• _What needs to be done_: Return all lines below containing the word "screenshot".

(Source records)
********

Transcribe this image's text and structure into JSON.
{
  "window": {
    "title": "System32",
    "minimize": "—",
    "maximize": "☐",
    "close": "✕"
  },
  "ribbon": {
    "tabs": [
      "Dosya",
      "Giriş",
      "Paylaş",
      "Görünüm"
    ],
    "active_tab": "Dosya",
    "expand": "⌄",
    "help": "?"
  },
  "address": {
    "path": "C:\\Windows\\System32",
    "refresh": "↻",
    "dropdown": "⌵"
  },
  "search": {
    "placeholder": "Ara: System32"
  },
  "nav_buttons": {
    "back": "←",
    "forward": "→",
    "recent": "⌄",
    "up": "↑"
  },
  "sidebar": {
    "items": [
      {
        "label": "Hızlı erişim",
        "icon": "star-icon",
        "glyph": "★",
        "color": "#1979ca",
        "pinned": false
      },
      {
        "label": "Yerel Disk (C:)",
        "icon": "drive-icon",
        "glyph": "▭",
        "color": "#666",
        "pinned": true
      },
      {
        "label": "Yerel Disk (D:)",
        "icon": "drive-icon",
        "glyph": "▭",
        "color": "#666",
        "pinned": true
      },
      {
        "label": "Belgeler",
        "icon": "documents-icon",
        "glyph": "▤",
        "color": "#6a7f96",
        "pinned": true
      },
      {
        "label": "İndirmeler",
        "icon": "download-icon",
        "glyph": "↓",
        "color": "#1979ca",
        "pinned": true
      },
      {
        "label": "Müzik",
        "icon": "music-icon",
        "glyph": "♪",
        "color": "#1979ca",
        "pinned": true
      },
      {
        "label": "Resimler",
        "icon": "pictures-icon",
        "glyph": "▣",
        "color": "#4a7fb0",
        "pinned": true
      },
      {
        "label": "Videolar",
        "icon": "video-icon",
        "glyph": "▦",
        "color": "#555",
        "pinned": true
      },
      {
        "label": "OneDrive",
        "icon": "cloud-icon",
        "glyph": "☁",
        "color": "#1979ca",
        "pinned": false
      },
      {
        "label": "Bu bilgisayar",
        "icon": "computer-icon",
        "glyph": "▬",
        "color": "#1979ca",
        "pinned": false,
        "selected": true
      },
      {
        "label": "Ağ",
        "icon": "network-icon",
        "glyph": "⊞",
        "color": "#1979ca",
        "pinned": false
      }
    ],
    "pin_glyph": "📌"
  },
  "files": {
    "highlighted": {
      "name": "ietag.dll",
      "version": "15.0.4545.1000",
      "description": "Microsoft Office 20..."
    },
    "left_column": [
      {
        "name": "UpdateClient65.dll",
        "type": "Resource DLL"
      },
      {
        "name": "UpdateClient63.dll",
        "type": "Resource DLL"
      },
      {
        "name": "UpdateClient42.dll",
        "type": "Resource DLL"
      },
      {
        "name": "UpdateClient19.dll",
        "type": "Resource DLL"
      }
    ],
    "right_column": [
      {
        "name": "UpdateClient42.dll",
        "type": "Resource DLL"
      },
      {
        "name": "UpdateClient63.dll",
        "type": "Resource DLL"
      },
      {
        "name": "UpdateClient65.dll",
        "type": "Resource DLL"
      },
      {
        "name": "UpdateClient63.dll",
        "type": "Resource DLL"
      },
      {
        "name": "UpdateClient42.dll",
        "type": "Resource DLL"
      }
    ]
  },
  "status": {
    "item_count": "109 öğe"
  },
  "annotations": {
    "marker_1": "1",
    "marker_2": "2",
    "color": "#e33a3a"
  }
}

********

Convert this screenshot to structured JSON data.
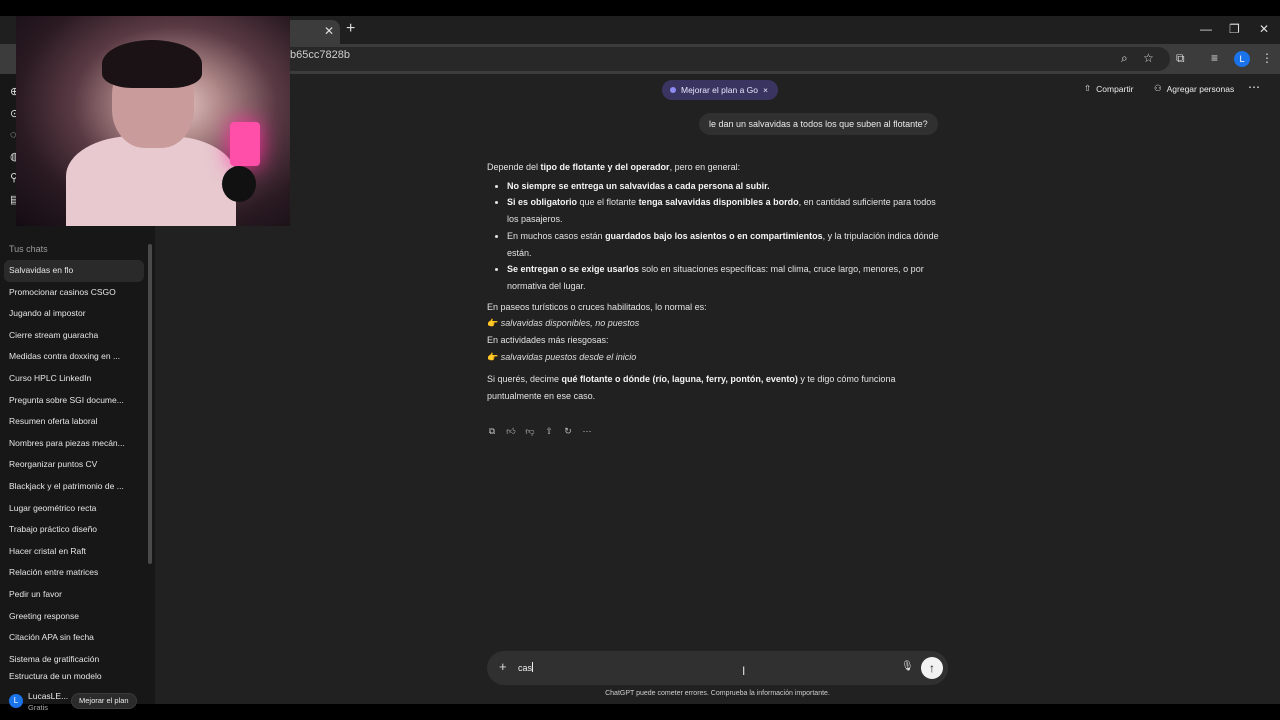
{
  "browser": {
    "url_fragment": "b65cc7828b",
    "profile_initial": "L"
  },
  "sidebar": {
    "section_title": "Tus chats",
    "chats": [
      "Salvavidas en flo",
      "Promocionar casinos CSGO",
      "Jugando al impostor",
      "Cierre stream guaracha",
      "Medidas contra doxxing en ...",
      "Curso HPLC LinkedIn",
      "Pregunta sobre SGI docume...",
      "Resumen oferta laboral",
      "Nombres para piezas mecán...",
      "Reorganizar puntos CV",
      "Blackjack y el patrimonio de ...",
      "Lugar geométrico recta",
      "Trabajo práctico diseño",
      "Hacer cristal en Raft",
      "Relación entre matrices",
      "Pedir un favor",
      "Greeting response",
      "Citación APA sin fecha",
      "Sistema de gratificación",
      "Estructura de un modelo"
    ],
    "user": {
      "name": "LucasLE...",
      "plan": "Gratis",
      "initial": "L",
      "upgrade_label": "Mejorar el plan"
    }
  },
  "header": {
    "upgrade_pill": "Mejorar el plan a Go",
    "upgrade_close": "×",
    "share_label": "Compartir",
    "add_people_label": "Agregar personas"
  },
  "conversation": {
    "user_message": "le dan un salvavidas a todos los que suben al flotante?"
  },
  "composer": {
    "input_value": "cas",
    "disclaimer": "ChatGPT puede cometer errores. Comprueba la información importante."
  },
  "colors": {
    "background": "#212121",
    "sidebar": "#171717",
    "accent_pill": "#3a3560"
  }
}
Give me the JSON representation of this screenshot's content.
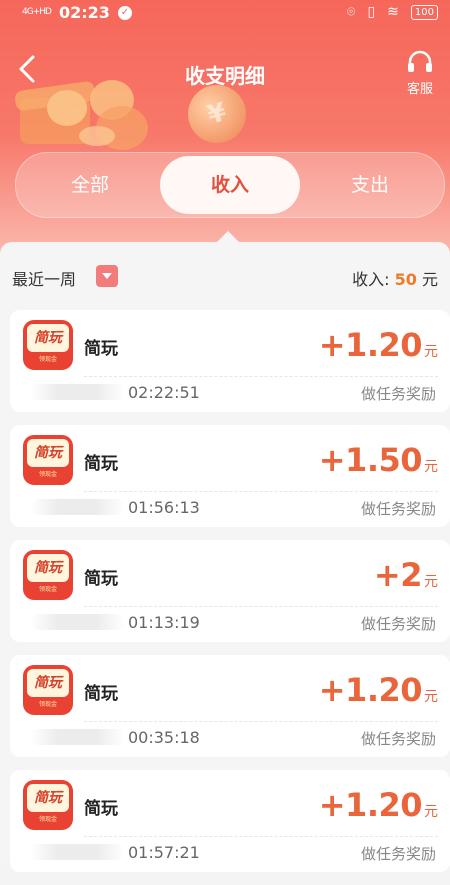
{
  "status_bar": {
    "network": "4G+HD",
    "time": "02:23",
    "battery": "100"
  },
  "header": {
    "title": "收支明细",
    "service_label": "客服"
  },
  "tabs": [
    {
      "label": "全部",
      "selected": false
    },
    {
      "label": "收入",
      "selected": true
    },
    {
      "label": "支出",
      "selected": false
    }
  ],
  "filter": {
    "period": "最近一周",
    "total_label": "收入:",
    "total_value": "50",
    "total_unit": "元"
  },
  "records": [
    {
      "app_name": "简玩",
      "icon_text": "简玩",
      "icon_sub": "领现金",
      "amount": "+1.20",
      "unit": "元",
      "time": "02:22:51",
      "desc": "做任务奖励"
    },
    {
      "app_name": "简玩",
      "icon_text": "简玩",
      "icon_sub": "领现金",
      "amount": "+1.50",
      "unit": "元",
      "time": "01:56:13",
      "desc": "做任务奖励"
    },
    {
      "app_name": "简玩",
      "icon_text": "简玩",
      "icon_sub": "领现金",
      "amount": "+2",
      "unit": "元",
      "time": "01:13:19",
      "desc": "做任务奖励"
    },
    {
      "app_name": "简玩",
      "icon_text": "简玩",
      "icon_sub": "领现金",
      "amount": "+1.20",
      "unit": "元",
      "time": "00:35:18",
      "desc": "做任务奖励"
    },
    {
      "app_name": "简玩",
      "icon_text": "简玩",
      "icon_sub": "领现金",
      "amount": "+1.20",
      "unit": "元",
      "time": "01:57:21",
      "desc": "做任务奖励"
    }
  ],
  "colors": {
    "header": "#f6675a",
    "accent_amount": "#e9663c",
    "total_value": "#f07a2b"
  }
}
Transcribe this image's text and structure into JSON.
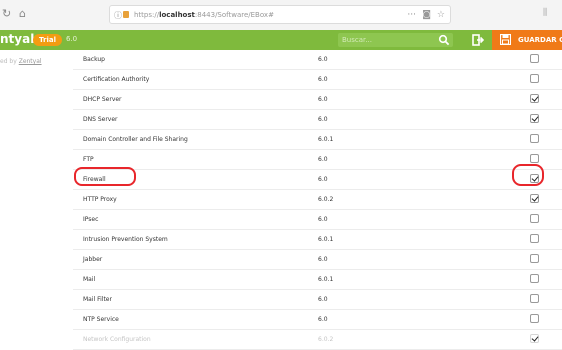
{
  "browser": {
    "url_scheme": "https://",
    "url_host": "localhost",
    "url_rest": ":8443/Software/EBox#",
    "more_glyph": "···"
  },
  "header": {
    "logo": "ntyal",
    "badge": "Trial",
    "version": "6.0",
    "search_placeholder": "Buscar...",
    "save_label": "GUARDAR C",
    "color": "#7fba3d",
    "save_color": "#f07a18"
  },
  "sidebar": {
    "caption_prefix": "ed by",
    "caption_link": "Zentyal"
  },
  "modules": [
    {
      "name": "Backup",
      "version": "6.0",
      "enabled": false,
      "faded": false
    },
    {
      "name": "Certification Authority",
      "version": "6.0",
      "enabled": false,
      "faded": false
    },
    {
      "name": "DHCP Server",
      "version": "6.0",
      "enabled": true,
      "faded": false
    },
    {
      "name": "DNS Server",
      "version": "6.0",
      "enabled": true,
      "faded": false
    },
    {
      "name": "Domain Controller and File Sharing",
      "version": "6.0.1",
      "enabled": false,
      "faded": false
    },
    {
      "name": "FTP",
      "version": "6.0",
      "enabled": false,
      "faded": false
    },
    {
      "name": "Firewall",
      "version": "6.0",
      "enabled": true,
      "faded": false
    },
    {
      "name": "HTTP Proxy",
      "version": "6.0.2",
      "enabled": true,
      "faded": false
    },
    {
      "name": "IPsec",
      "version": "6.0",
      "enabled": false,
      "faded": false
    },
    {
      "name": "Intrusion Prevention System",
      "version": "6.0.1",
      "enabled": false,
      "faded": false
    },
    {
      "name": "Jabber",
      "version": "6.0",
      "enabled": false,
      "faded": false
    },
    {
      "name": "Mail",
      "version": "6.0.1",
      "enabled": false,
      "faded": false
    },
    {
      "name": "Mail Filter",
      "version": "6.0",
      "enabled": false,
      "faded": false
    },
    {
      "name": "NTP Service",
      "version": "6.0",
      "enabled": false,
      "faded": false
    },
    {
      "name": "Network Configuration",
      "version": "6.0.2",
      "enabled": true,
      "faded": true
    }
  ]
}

********

• _Answer to the exercise_:
Convert this screenshot to structured JSON data.
Give me the JSON representation of this screenshot's content.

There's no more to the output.